--- BEGIN ---

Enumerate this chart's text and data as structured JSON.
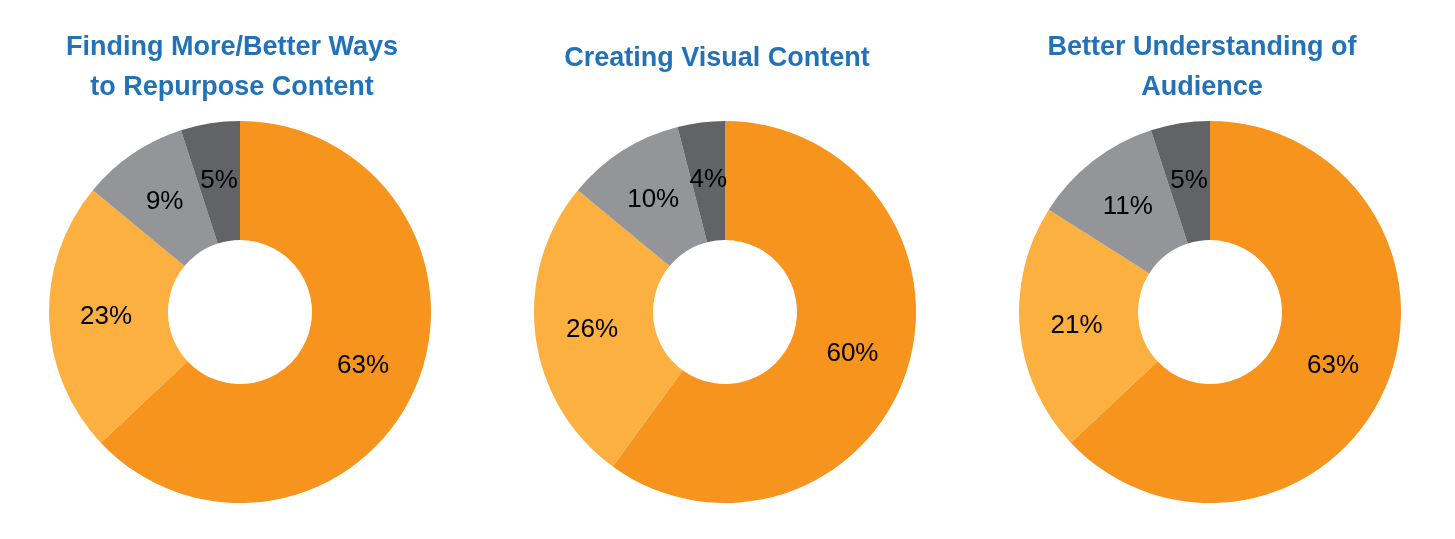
{
  "chart_data": [
    {
      "type": "donut",
      "title": "Finding More/Better Ways to Repurpose Content",
      "categories": [
        null,
        null,
        null,
        null
      ],
      "values": [
        63,
        23,
        9,
        5
      ],
      "value_labels": [
        "63%",
        "23%",
        "9%",
        "5%"
      ],
      "colors": [
        "#f7941d",
        "#fbb040",
        "#939598",
        "#626366"
      ]
    },
    {
      "type": "donut",
      "title": "Creating Visual Content",
      "categories": [
        null,
        null,
        null,
        null
      ],
      "values": [
        60,
        26,
        10,
        4
      ],
      "value_labels": [
        "60%",
        "26%",
        "10%",
        "4%"
      ],
      "colors": [
        "#f7941d",
        "#fbb040",
        "#939598",
        "#626366"
      ]
    },
    {
      "type": "donut",
      "title": "Better Understanding of Audience",
      "categories": [
        null,
        null,
        null,
        null
      ],
      "values": [
        63,
        21,
        11,
        5
      ],
      "value_labels": [
        "63%",
        "21%",
        "11%",
        "5%"
      ],
      "colors": [
        "#f7941d",
        "#fbb040",
        "#939598",
        "#626366"
      ]
    }
  ]
}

--- END ---

Aim: Each line above is to be copied verbatim. Drop any image from the copy.

Complete output:
Enumerate this chart's text and data as structured JSON.
{
  "chart_data": [
    {
      "type": "donut",
      "title": "Finding More/Better Ways to Repurpose Content",
      "categories": [
        null,
        null,
        null,
        null
      ],
      "values": [
        63,
        23,
        9,
        5
      ],
      "value_labels": [
        "63%",
        "23%",
        "9%",
        "5%"
      ],
      "colors": [
        "#f7941d",
        "#fbb040",
        "#939598",
        "#626366"
      ]
    },
    {
      "type": "donut",
      "title": "Creating Visual Content",
      "categories": [
        null,
        null,
        null,
        null
      ],
      "values": [
        60,
        26,
        10,
        4
      ],
      "value_labels": [
        "60%",
        "26%",
        "10%",
        "4%"
      ],
      "colors": [
        "#f7941d",
        "#fbb040",
        "#939598",
        "#626366"
      ]
    },
    {
      "type": "donut",
      "title": "Better Understanding of Audience",
      "categories": [
        null,
        null,
        null,
        null
      ],
      "values": [
        63,
        21,
        11,
        5
      ],
      "value_labels": [
        "63%",
        "21%",
        "11%",
        "5%"
      ],
      "colors": [
        "#f7941d",
        "#fbb040",
        "#939598",
        "#626366"
      ]
    }
  ]
}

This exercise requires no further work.